[Supplied entries]
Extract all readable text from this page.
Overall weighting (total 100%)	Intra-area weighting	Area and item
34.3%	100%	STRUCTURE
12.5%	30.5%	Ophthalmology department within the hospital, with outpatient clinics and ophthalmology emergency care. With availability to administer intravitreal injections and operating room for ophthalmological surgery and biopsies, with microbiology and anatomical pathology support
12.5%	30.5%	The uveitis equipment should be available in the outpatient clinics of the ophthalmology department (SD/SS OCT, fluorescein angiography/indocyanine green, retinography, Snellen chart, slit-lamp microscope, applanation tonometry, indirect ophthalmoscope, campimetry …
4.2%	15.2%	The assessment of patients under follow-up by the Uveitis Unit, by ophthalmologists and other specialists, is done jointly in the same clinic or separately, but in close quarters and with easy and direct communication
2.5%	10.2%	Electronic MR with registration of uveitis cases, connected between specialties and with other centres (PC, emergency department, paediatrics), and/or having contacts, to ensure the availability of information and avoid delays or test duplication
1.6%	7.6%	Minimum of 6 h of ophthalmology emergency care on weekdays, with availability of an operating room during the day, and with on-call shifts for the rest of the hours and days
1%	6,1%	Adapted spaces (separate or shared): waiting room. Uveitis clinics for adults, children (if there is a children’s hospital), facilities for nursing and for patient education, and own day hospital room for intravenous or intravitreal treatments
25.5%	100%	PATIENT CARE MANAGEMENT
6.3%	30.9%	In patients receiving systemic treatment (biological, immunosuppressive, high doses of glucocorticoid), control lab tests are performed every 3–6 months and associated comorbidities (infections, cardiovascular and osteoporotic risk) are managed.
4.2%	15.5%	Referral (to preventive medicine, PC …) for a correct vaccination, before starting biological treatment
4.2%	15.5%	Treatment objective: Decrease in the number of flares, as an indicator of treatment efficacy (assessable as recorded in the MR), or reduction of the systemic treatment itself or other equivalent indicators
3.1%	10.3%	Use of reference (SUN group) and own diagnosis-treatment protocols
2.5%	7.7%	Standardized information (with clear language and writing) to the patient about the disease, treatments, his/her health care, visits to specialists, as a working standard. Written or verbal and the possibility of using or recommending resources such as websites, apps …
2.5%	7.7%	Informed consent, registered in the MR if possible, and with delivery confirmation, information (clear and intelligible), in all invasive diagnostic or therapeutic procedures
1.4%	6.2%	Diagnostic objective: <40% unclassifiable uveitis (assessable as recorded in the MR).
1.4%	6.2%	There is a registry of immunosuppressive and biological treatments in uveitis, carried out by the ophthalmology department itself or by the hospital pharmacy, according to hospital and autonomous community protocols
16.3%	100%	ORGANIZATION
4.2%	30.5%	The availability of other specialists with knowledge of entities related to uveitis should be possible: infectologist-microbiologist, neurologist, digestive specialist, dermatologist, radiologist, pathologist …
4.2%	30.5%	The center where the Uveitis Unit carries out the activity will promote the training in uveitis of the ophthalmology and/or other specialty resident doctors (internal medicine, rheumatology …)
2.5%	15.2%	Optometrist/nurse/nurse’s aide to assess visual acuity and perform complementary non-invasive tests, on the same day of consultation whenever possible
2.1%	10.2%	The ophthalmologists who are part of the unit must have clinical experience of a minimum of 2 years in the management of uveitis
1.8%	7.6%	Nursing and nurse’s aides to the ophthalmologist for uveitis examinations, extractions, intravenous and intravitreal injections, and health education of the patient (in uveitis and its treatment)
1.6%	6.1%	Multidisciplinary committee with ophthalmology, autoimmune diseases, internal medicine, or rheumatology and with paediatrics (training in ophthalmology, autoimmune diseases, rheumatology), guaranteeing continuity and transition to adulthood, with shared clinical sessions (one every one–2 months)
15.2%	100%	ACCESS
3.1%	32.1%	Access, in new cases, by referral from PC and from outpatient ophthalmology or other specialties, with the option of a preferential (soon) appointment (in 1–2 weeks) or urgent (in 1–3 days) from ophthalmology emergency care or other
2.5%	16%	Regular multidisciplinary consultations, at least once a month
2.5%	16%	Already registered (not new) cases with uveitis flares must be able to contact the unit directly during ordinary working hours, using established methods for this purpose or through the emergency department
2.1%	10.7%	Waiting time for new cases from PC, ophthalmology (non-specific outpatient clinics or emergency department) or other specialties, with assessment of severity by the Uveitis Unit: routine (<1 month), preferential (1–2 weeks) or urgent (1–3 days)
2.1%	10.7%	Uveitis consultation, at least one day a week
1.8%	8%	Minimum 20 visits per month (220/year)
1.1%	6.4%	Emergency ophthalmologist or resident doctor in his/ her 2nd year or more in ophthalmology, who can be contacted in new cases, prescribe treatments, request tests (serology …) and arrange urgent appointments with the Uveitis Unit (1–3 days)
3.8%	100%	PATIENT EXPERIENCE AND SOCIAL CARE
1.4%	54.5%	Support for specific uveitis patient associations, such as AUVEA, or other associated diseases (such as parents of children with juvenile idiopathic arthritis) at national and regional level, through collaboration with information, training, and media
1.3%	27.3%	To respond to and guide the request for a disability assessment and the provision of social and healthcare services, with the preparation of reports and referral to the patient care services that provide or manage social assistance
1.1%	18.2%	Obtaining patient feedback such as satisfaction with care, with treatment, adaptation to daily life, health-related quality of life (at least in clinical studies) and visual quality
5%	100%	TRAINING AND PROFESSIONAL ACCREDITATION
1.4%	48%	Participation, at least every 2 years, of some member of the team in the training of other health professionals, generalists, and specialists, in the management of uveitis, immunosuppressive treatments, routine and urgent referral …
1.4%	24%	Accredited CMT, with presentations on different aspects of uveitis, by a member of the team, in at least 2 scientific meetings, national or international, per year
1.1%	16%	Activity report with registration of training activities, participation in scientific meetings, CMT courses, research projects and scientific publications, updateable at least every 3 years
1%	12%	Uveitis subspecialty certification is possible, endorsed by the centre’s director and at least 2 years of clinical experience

[Your assignment] Reproduce every line above without error.

[Result for this exercise]
Extract all readable text from this page.
Overall weighting (total 100%)	Intra-area weighting	Area and item
34.3%	100%	STRUCTURE
12.5%	30.5%	Ophthalmology department within the hospital, with outpatient clinics and ophthalmology emergency care. With availability to administer intravitreal injections and operating room for ophthalmological surgery and biopsies, with microbiology and anatomical pathology support
12.5%	30.5%	The uveitis equipment should be available in the outpatient clinics of the ophthalmology department (SD/SS OCT, fluorescein angiography/indocyanine green, retinography, Snellen chart, slit-lamp microscope, applanation tonometry, indirect ophthalmoscope, campimetry …
4.2%	15.2%	The assessment of patients under follow-up by the Uveitis Unit, by ophthalmologists and other specialists, is done jointly in the same clinic or separately, but in close quarters and with easy and direct communication
2.5%	10.2%	Electronic MR with registration of uveitis cases, connected between specialties and with other centres (PC, emergency department, paediatrics), and/or having contacts, to ensure the availability of information and avoid delays or test duplication
1.6%	7.6%	Minimum of 6 h of ophthalmology emergency care on weekdays, with availability of an operating room during the day, and with on-call shifts for the rest of the hours and days
1%	6,1%	Adapted spaces (separate or shared): waiting room. Uveitis clinics for adults, children (if there is a children’s hospital), facilities for nursing and for patient education, and own day hospital room for intravenous or intravitreal treatments
25.5%	100%	PATIENT CARE MANAGEMENT
6.3%	30.9%	In patients receiving systemic treatment (biological, immunosuppressive, high doses of glucocorticoid), control lab tests are performed every 3–6 months and associated comorbidities (infections, cardiovascular and osteoporotic risk) are managed.
4.2%	15.5%	Referral (to preventive medicine, PC …) for a correct vaccination, before starting biological treatment
4.2%	15.5%	Treatment objective: Decrease in the number of flares, as an indicator of treatment efficacy (assessable as recorded in the MR), or reduction of the systemic treatment itself or other equivalent indicators
3.1%	10.3%	Use of reference (SUN group) and own diagnosis-treatment protocols
2.5%	7.7%	Standardized information (with clear language and writing) to the patient about the disease, treatments, his/her health care, visits to specialists, as a working standard. Written or verbal and the possibility of using or recommending resources such as websites, apps …
2.5%	7.7%	Informed consent, registered in the MR if possible, and with delivery confirmation, information (clear and intelligible), in all invasive diagnostic or therapeutic procedures
1.4%	6.2%	Diagnostic objective: <40% unclassifiable uveitis (assessable as recorded in the MR).
1.4%	6.2%	There is a registry of immunosuppressive and biological treatments in uveitis, carried out by the ophthalmology department itself or by the hospital pharmacy, according to hospital and autonomous community protocols
16.3%	100%	ORGANIZATION
4.2%	30.5%	The availability of other specialists with knowledge of entities related to uveitis should be possible: infectologist-microbiologist, neurologist, digestive specialist, dermatologist, radiologist, pathologist …
4.2%	30.5%	The center where the Uveitis Unit carries out the activity will promote the training in uveitis of the ophthalmology and/or other specialty resident doctors (internal medicine, rheumatology …)
2.5%	15.2%	Optometrist/nurse/nurse’s aide to assess visual acuity and perform complementary non-invasive tests, on the same day of consultation whenever possible
2.1%	10.2%	The ophthalmologists who are part of the unit must have clinical experience of a minimum of 2 years in the management of uveitis
1.8%	7.6%	Nursing and nurse’s aides to the ophthalmologist for uveitis examinations, extractions, intravenous and intravitreal injections, and health education of the patient (in uveitis and its treatment)
1.6%	6.1%	Multidisciplinary committee with ophthalmology, autoimmune diseases, internal medicine, or rheumatology and with paediatrics (training in ophthalmology, autoimmune diseases, rheumatology), guaranteeing continuity and transition to adulthood, with shared clinical sessions (one every one–2 months)
15.2%	100%	ACCESS
3.1%	32.1%	Access, in new cases, by referral from PC and from outpatient ophthalmology or other specialties, with the option of a preferential (soon) appointment (in 1–2 weeks) or urgent (in 1–3 days) from ophthalmology emergency care or other
2.5%	16%	Regular multidisciplinary consultations, at least once a month
2.5%	16%	Already registered (not new) cases with uveitis flares must be able to contact the unit directly during ordinary working hours, using established methods for this purpose or through the emergency department
2.1%	10.7%	Waiting time for new cases from PC, ophthalmology (non-specific outpatient clinics or emergency department) or other specialties, with assessment of severity by the Uveitis Unit: routine (<1 month), preferential (1–2 weeks) or urgent (1–3 days)
2.1%	10.7%	Uveitis consultation, at least one day a week
1.8%	8%	Minimum 20 visits per month (220/year)
1.1%	6.4%	Emergency ophthalmologist or resident doctor in his/ her 2nd year or more in ophthalmology, who can be contacted in new cases, prescribe treatments, request tests (serology …) and arrange urgent appointments with the Uveitis Unit (1–3 days)
3.8%	100%	PATIENT EXPERIENCE AND SOCIAL CARE
1.4%	54.5%	Support for specific uveitis patient associations, such as AUVEA, or other associated diseases (such as parents of children with juvenile idiopathic arthritis) at national and regional level, through collaboration with information, training, and media
1.3%	27.3%	To respond to and guide the request for a disability assessment and the provision of social and healthcare services, with the preparation of reports and referral to the patient care services that provide or manage social assistance
1.1%	18.2%	Obtaining patient feedback such as satisfaction with care, with treatment, adaptation to daily life, health-related quality of life (at least in clinical studies) and visual quality
5%	100%	TRAINING AND PROFESSIONAL ACCREDITATION
1.4%	48%	Participation, at least every 2 years, of some member of the team in the training of other health professionals, generalists, and specialists, in the management of uveitis, immunosuppressive treatments, routine and urgent referral …
1.4%	24%	Accredited CMT, with presentations on different aspects of uveitis, by a member of the team, in at least 2 scientific meetings, national or international, per year
1.1%	16%	Activity report with registration of training activities, participation in scientific meetings, CMT courses, research projects and scientific publications, updateable at least every 3 years
1%	12%	Uveitis subspecialty certification is possible, endorsed by the centre’s director and at least 2 years of clinical experience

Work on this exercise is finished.